Work required = From the listing below, extract each line containing the string "with".

Entries shown =
--- BEGIN ---
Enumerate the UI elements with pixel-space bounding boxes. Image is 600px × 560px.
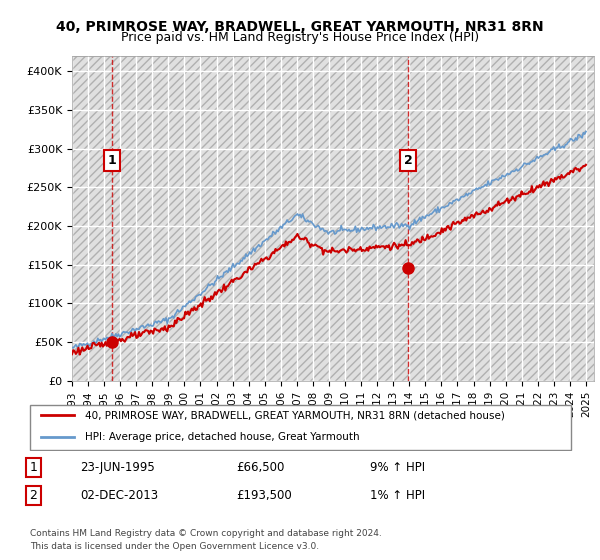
Text: 40, PRIMROSE WAY, BRADWELL, GREAT YARMOUTH, NR31 8RN: 40, PRIMROSE WAY, BRADWELL, GREAT YARMOU… xyxy=(56,20,544,34)
Bar xyxy=(72,56,594,381)
Text: 2: 2 xyxy=(29,489,37,502)
FancyBboxPatch shape xyxy=(29,405,571,450)
Text: 9% ↑ HPI: 9% ↑ HPI xyxy=(370,461,425,474)
Text: HPI: Average price, detached house, Great Yarmouth: HPI: Average price, detached house, Grea… xyxy=(85,432,360,442)
Text: This data is licensed under the Open Government Licence v3.0.: This data is licensed under the Open Gov… xyxy=(30,542,319,550)
Text: 23-JUN-1995: 23-JUN-1995 xyxy=(80,461,155,474)
Text: 1: 1 xyxy=(107,154,116,167)
Text: Contains HM Land Registry data © Crown copyright and database right 2024.: Contains HM Land Registry data © Crown c… xyxy=(30,529,382,538)
Text: 1: 1 xyxy=(29,461,37,474)
Text: 2: 2 xyxy=(404,154,412,167)
Text: 1% ↑ HPI: 1% ↑ HPI xyxy=(370,489,425,502)
Text: £66,500: £66,500 xyxy=(236,461,284,474)
Text: 40, PRIMROSE WAY, BRADWELL, GREAT YARMOUTH, NR31 8RN (detached house): 40, PRIMROSE WAY, BRADWELL, GREAT YARMOU… xyxy=(85,410,505,420)
Text: Price paid vs. HM Land Registry's House Price Index (HPI): Price paid vs. HM Land Registry's House … xyxy=(121,31,479,44)
Text: £193,500: £193,500 xyxy=(236,489,292,502)
Text: 02-DEC-2013: 02-DEC-2013 xyxy=(80,489,158,502)
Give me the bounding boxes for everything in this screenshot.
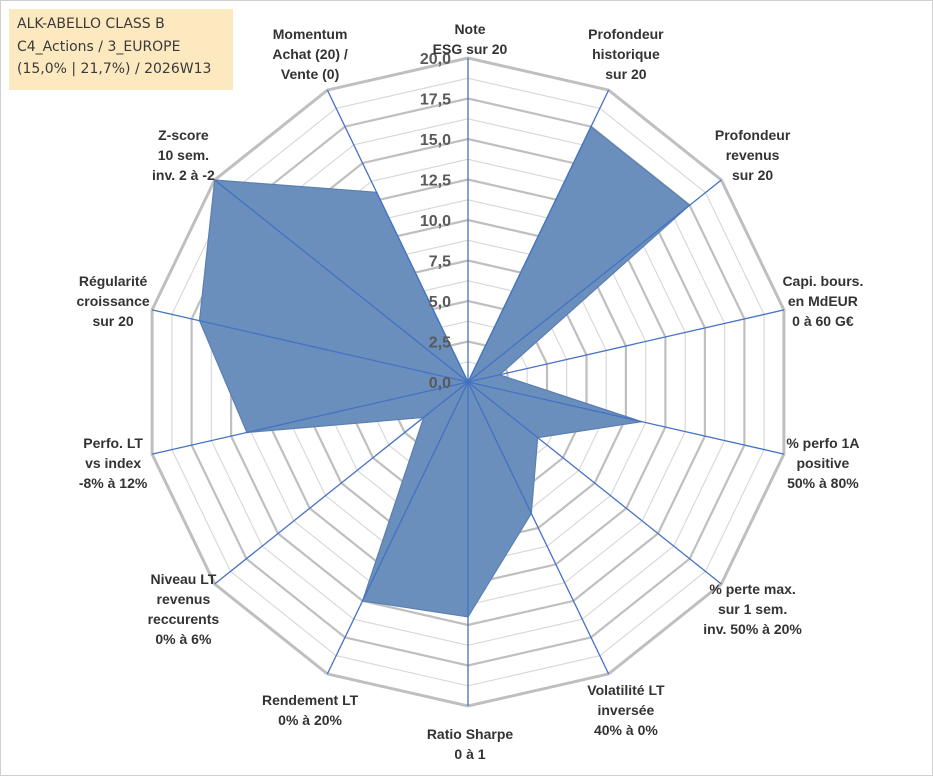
spoke-line — [151, 309, 469, 383]
series-area — [198, 125, 691, 618]
spoke-line — [326, 89, 469, 383]
spoke-line — [467, 381, 610, 675]
axis-label: Note ESG sur 20 — [433, 21, 508, 57]
info-title: ALK-ABELLO CLASS B — [17, 16, 165, 32]
axis-label: Ratio Sharpe 0 à 1 — [427, 726, 514, 762]
info-category: C4_Actions / 3_EUROPE — [17, 38, 181, 55]
spoke-line — [467, 179, 722, 383]
axis-label: Volatilité LT inversée 40% à 0% — [587, 682, 665, 738]
tick-label: 7,5 — [429, 254, 451, 271]
tick-label: 20,0 — [420, 51, 451, 68]
tick-label: 17,5 — [420, 92, 451, 109]
axis-label: Profondeur revenus sur 20 — [715, 127, 791, 183]
axis-label: Régularité croissance sur 20 — [77, 273, 150, 329]
category-labels: Note ESG sur 20 Profondeur historique sur 20… — [77, 21, 864, 762]
axis-label: % perfo 1A positive 50% à 80% — [786, 435, 859, 491]
spoke-line — [467, 309, 785, 383]
axis-label: Niveau LT revenus reccurents 0% à 6% — [148, 571, 220, 647]
radar-series — [198, 125, 691, 618]
spoke-line — [467, 381, 785, 455]
spoke-line — [214, 381, 469, 585]
axis-label: Capi. bours. en MdEUR 0 à 60 G€ — [782, 273, 863, 329]
info-box: ALK-ABELLO CLASS B C4_Actions / 3_EUROPE… — [9, 9, 233, 90]
axis-label: Rendement LT 0% à 20% — [262, 692, 359, 728]
axis-label: Momentum Achat (20) / Vente (0) — [272, 26, 348, 82]
radial-tick-labels: 0,0 2,5 5,0 7,5 10,0 12,5 15,0 17,5 20,0 — [420, 51, 451, 392]
spoke-line — [467, 381, 722, 585]
spoke-line — [214, 179, 469, 383]
axis-label: Profondeur historique sur 20 — [588, 26, 664, 82]
tick-label: 2,5 — [429, 335, 451, 352]
info-period: (15,0% | 21,7%) / 2026W13 — [17, 61, 212, 77]
tick-label: 10,0 — [420, 213, 451, 230]
axis-label: Perfo. LT vs index -8% à 12% — [79, 435, 148, 491]
spoke-line — [151, 381, 469, 455]
axis-label: % perte max. sur 1 sem. inv. 50% à 20% — [703, 581, 802, 637]
radar-spokes — [151, 58, 785, 706]
tick-label: 5,0 — [429, 294, 451, 311]
tick-label: 0,0 — [429, 375, 451, 392]
tick-label: 12,5 — [420, 173, 451, 190]
spoke-line — [326, 381, 469, 675]
axis-label: Z-score 10 sem. inv. 2 à -2 — [152, 127, 215, 183]
spoke-line — [467, 89, 610, 383]
tick-label: 15,0 — [420, 132, 451, 149]
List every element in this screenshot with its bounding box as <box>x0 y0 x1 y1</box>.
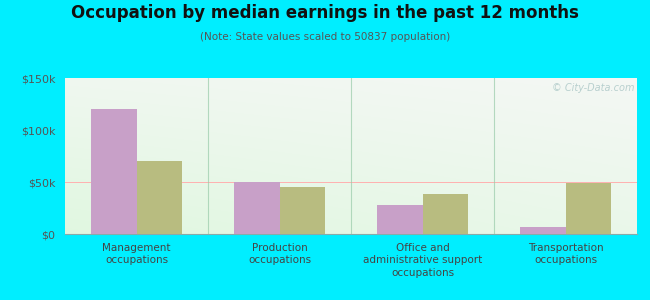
Bar <box>280 187 325 234</box>
Bar <box>422 194 468 234</box>
Bar <box>234 182 280 234</box>
Text: © City-Data.com: © City-Data.com <box>552 83 634 93</box>
Bar <box>566 183 611 234</box>
Bar <box>520 227 566 234</box>
Text: Occupation by median earnings in the past 12 months: Occupation by median earnings in the pas… <box>71 4 579 22</box>
Bar <box>377 205 423 234</box>
Text: (Note: State values scaled to 50837 population): (Note: State values scaled to 50837 popu… <box>200 32 450 41</box>
Bar <box>91 109 136 234</box>
Bar <box>136 161 182 234</box>
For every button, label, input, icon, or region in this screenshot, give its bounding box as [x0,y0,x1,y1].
--- END ---
Response for this exercise =
Enumerate the UI elements with pixel-space bounding boxes. Image is 600px × 560px.
List every element in this screenshot with its bounding box as <box>x0 y0 x1 y1</box>.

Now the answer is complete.